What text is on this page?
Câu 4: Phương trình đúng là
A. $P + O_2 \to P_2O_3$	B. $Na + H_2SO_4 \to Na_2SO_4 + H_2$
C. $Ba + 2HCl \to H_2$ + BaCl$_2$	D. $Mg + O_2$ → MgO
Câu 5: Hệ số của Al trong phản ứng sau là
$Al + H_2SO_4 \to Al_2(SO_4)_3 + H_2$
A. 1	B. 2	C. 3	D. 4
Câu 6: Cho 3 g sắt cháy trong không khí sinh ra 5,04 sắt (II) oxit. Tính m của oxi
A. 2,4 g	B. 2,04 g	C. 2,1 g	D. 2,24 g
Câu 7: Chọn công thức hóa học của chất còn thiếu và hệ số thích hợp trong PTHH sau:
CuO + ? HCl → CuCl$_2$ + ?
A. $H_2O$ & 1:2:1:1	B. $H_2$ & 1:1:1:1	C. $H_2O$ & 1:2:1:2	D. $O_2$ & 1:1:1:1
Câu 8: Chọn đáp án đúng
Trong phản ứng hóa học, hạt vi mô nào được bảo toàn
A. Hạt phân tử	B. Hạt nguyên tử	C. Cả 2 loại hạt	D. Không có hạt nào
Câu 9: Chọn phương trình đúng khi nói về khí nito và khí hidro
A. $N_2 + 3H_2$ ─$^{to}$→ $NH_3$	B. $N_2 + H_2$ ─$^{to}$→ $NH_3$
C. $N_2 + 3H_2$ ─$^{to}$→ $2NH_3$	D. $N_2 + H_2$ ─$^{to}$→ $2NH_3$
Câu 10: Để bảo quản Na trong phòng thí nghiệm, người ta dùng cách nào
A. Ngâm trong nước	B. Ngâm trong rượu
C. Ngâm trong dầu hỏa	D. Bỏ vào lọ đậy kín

····················

• WHAT THE TASK REQUIRES: Your task is to output all of the data above word for word.

• OUTPUT BELOW:
What text is on this page?
Câu 4: Phương trình đúng là
A. $P + O_2 \to P_2O_3$	B. $Na + H_2SO_4 \to Na_2SO_4 + H_2$
C. $Ba + 2HCl \to H_2$ + BaCl$_2$	D. $Mg + O_2$ → MgO
Câu 5: Hệ số của Al trong phản ứng sau là
$Al + H_2SO_4 \to Al_2(SO_4)_3 + H_2$
A. 1	B. 2	C. 3	D. 4
Câu 6: Cho 3 g sắt cháy trong không khí sinh ra 5,04 sắt (II) oxit. Tính m của oxi
A. 2,4 g	B. 2,04 g	C. 2,1 g	D. 2,24 g
Câu 7: Chọn công thức hóa học của chất còn thiếu và hệ số thích hợp trong PTHH sau:
CuO + ? HCl → CuCl$_2$ + ?
A. $H_2O$ & 1:2:1:1	B. $H_2$ & 1:1:1:1	C. $H_2O$ & 1:2:1:2	D. $O_2$ & 1:1:1:1
Câu 8: Chọn đáp án đúng
Trong phản ứng hóa học, hạt vi mô nào được bảo toàn
A. Hạt phân tử	B. Hạt nguyên tử	C. Cả 2 loại hạt	D. Không có hạt nào
Câu 9: Chọn phương trình đúng khi nói về khí nito và khí hidro
A. $N_2 + 3H_2$ ─$^{to}$→ $NH_3$	B. $N_2 + H_2$ ─$^{to}$→ $NH_3$
C. $N_2 + 3H_2$ ─$^{to}$→ $2NH_3$	D. $N_2 + H_2$ ─$^{to}$→ $2NH_3$
Câu 10: Để bảo quản Na trong phòng thí nghiệm, người ta dùng cách nào
A. Ngâm trong nước	B. Ngâm trong rượu
C. Ngâm trong dầu hỏa	D. Bỏ vào lọ đậy kín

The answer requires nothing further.